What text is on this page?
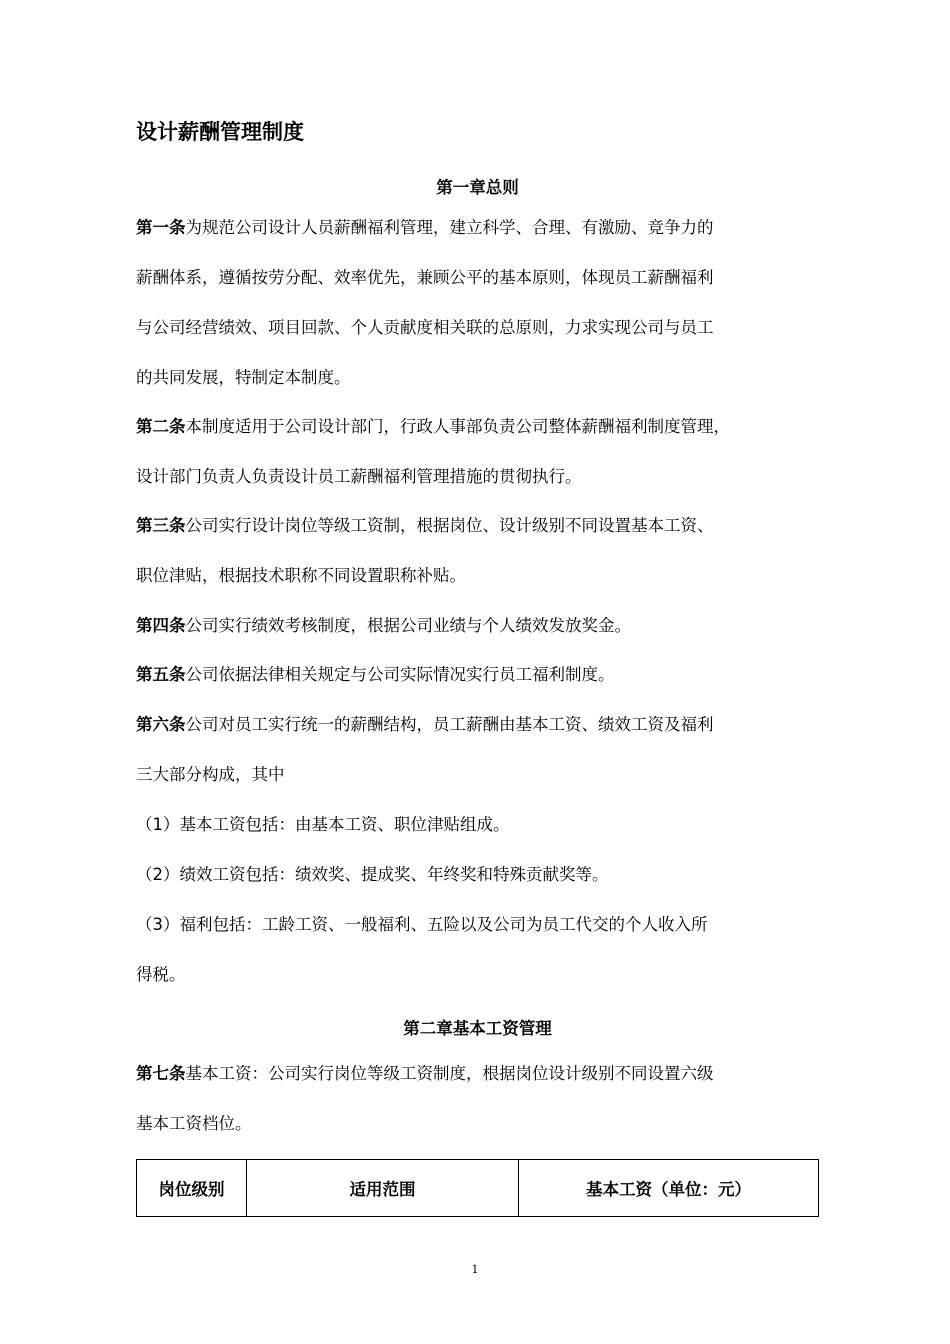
设计薪酬管理制度
第一章总则
第一条为规范公司设计人员薪酬福利管理，建立科学、合理、有激励、竞争力的
薪酬体系，遵循按劳分配、效率优先，兼顾公平的基本原则，体现员工薪酬福利
与公司经营绩效、项目回款、个人贡献度相关联的总原则，力求实现公司与员工
的共同发展，特制定本制度。
第二条本制度适用于公司设计部门，行政人事部负责公司整体薪酬福利制度管理，
设计部门负责人负责设计员工薪酬福利管理措施的贯彻执行。
第三条公司实行设计岗位等级工资制，根据岗位、设计级别不同设置基本工资、
职位津贴，根据技术职称不同设置职称补贴。
第四条公司实行绩效考核制度，根据公司业绩与个人绩效发放奖金。
第五条公司依据法律相关规定与公司实际情况实行员工福利制度。
第六条公司对员工实行统一的薪酬结构，员工薪酬由基本工资、绩效工资及福利
三大部分构成，其中
（1）基本工资包括：由基本工资、职位津贴组成。
（2）绩效工资包括：绩效奖、提成奖、年终奖和特殊贡献奖等。
（3）福利包括：工龄工资、一般福利、五险以及公司为员工代交的个人收入所
得税。
第二章基本工资管理
第七条基本工资：公司实行岗位等级工资制度，根据岗位设计级别不同设置六级
基本工资档位。
岗位级别	适用范围	基本工资（单位：元）
1
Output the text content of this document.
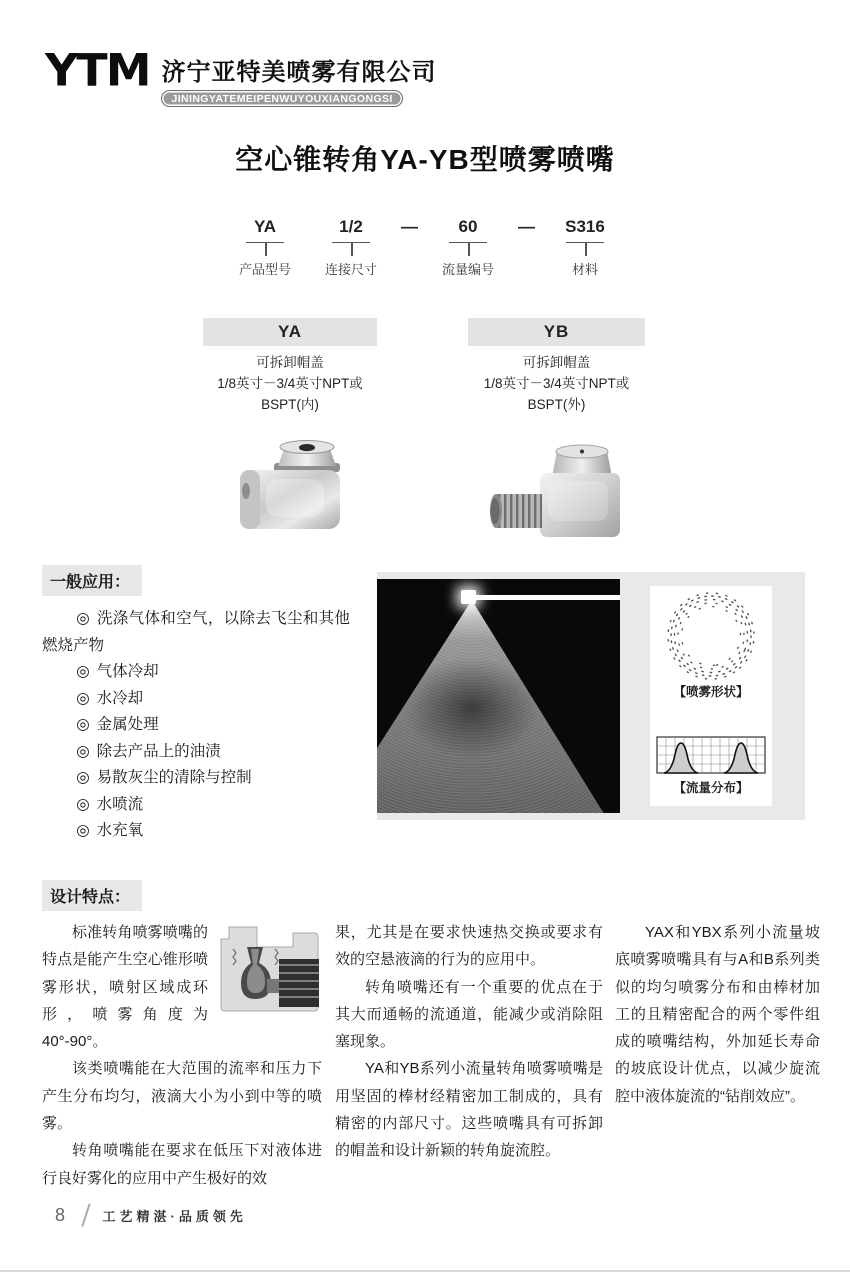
YTM 济宁亚特美喷雾有限公司
JININGYATEMEIPENWUYOUXIANGONGSI
空心锥转角YA-YB型喷雾喷嘴
YA
产品型号
1/2
连接尺寸
— 60
流量编号
— S316
材料
YA
可拆卸帽盖
1/8英寸－3/4英寸NPT或
BSPT(内)
YB
可拆卸帽盖
1/8英寸－3/4英寸NPT或
BSPT(外)
一般应用：
◎ 洗涤气体和空气，以除去飞尘和其他燃烧产物
◎ 气体冷却
◎ 水冷却
◎ 金属处理
◎ 除去产品上的油渍
◎ 易散灰尘的清除与控制
◎ 水喷流
◎ 水充氧
【喷雾形状】
【流量分布】
设计特点：

标准转角喷雾喷嘴的特点是能产生空心锥形喷雾形状，喷射区域成环形，喷雾角度为40°-90°。

该类喷嘴能在大范围的流率和压力下产生分布均匀，液滴大小为小到中等的喷雾。

转角喷嘴能在要求在低压下对液体进行良好雾化的应用中产生极好的效

果，尤其是在要求快速热交换或要求有效的空悬液滴的行为的应用中。

转角喷嘴还有一个重要的优点在于其大而通畅的流通道，能减少或消除阻塞现象。

YA和YB系列小流量转角喷雾喷嘴是用坚固的棒材经精密加工制成的，具有精密的内部尺寸。这些喷嘴具有可拆卸的帽盖和设计新颖的转角旋流腔。

YAX和YBX系列小流量坡底喷雾喷嘴具有与A和B系列类似的均匀喷雾分布和由棒材加工的且精密配合的两个零件组成的喷嘴结构，外加延长寿命的坡底设计优点，以减少旋流腔中液体旋流的“钻削效应”。

8	工艺精湛·品质领先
------------------------------------
**The exercise:** Repeat each entry exactly as it appears; skip any picture.

**Response to this exercise:**
What text is on this page?
设计薪酬管理制度
第一章总则
第一条为规范公司设计人员薪酬福利管理，建立科学、合理、有激励、竞争力的
薪酬体系，遵循按劳分配、效率优先，兼顾公平的基本原则，体现员工薪酬福利
与公司经营绩效、项目回款、个人贡献度相关联的总原则，力求实现公司与员工
的共同发展，特制定本制度。
第二条本制度适用于公司设计部门，行政人事部负责公司整体薪酬福利制度管理，
设计部门负责人负责设计员工薪酬福利管理措施的贯彻执行。
第三条公司实行设计岗位等级工资制，根据岗位、设计级别不同设置基本工资、
职位津贴，根据技术职称不同设置职称补贴。
第四条公司实行绩效考核制度，根据公司业绩与个人绩效发放奖金。
第五条公司依据法律相关规定与公司实际情况实行员工福利制度。
第六条公司对员工实行统一的薪酬结构，员工薪酬由基本工资、绩效工资及福利
三大部分构成，其中
（1）基本工资包括：由基本工资、职位津贴组成。
（2）绩效工资包括：绩效奖、提成奖、年终奖和特殊贡献奖等。
（3）福利包括：工龄工资、一般福利、五险以及公司为员工代交的个人收入所
得税。
第二章基本工资管理
第七条基本工资：公司实行岗位等级工资制度，根据岗位设计级别不同设置六级
基本工资档位。
岗位级别	适用范围	基本工资（单位：元）
1
Output the text content of this document.
YTM 济宁亚特美喷雾有限公司
JININGYATEMEIPENWUYOUXIANGONGSI
空心锥转角YA-YB型喷雾喷嘴
YA
产品型号
1/2
连接尺寸
— 60
流量编号
— S316
材料
YA
可拆卸帽盖
1/8英寸－3/4英寸NPT或
BSPT(内)
YB
可拆卸帽盖
1/8英寸－3/4英寸NPT或
BSPT(外)
一般应用：
◎ 洗涤气体和空气，以除去飞尘和其他燃烧产物
◎ 气体冷却
◎ 水冷却
◎ 金属处理
◎ 除去产品上的油渍
◎ 易散灰尘的清除与控制
◎ 水喷流
◎ 水充氧
【喷雾形状】
【流量分布】
设计特点：

标准转角喷雾喷嘴的特点是能产生空心锥形喷雾形状，喷射区域成环形，喷雾角度为40°-90°。

该类喷嘴能在大范围的流率和压力下产生分布均匀，液滴大小为小到中等的喷雾。

转角喷嘴能在要求在低压下对液体进行良好雾化的应用中产生极好的效

果，尤其是在要求快速热交换或要求有效的空悬液滴的行为的应用中。

转角喷嘴还有一个重要的优点在于其大而通畅的流通道，能减少或消除阻塞现象。

YA和YB系列小流量转角喷雾喷嘴是用坚固的棒材经精密加工制成的，具有精密的内部尺寸。这些喷嘴具有可拆卸的帽盖和设计新颖的转角旋流腔。

YAX和YBX系列小流量坡底喷雾喷嘴具有与A和B系列类似的均匀喷雾分布和由棒材加工的且精密配合的两个零件组成的喷嘴结构，外加延长寿命的坡底设计优点，以减少旋流腔中液体旋流的“钻削效应”。

8	工艺精湛·品质领先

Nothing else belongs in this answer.